WORK INSTRUCTIONS
Your task is to repeat the listing exactly.

EXTRACTED INFORMATION
_ _ _

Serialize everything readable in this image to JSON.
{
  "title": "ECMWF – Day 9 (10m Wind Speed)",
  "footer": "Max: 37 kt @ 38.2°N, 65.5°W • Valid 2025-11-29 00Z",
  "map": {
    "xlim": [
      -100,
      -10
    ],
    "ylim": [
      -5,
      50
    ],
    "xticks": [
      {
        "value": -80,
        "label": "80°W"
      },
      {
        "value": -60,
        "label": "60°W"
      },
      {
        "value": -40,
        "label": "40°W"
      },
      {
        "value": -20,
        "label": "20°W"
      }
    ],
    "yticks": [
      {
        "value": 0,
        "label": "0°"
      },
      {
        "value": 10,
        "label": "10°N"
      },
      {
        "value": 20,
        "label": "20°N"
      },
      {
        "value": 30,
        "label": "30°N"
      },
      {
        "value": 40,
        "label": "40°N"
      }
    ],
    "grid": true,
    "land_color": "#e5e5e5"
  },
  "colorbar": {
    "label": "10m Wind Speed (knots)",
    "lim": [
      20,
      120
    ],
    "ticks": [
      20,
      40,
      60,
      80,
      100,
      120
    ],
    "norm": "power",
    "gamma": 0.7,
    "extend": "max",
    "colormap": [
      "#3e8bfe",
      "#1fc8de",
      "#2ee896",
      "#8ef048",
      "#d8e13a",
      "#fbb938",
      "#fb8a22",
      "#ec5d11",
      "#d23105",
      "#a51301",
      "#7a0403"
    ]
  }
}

_ _ _

WRITTEN RESPONSE
Serialize everything readable in this image to JSON.
{
  "title": "ECMWF – Day 9 (10m Wind Speed)",
  "footer": "Max: 37 kt @ 38.2°N, 65.5°W • Valid 2025-11-29 00Z",
  "map": {
    "xlim": [
      -100,
      -10
    ],
    "ylim": [
      -5,
      50
    ],
    "xticks": [
      {
        "value": -80,
        "label": "80°W"
      },
      {
        "value": -60,
        "label": "60°W"
      },
      {
        "value": -40,
        "label": "40°W"
      },
      {
        "value": -20,
        "label": "20°W"
      }
    ],
    "yticks": [
      {
        "value": 0,
        "label": "0°"
      },
      {
        "value": 10,
        "label": "10°N"
      },
      {
        "value": 20,
        "label": "20°N"
      },
      {
        "value": 30,
        "label": "30°N"
      },
      {
        "value": 40,
        "label": "40°N"
      }
    ],
    "grid": true,
    "land_color": "#e5e5e5"
  },
  "colorbar": {
    "label": "10m Wind Speed (knots)",
    "lim": [
      20,
      120
    ],
    "ticks": [
      20,
      40,
      60,
      80,
      100,
      120
    ],
    "norm": "power",
    "gamma": 0.7,
    "extend": "max",
    "colormap": [
      "#3e8bfe",
      "#1fc8de",
      "#2ee896",
      "#8ef048",
      "#d8e13a",
      "#fbb938",
      "#fb8a22",
      "#ec5d11",
      "#d23105",
      "#a51301",
      "#7a0403"
    ]
  }
}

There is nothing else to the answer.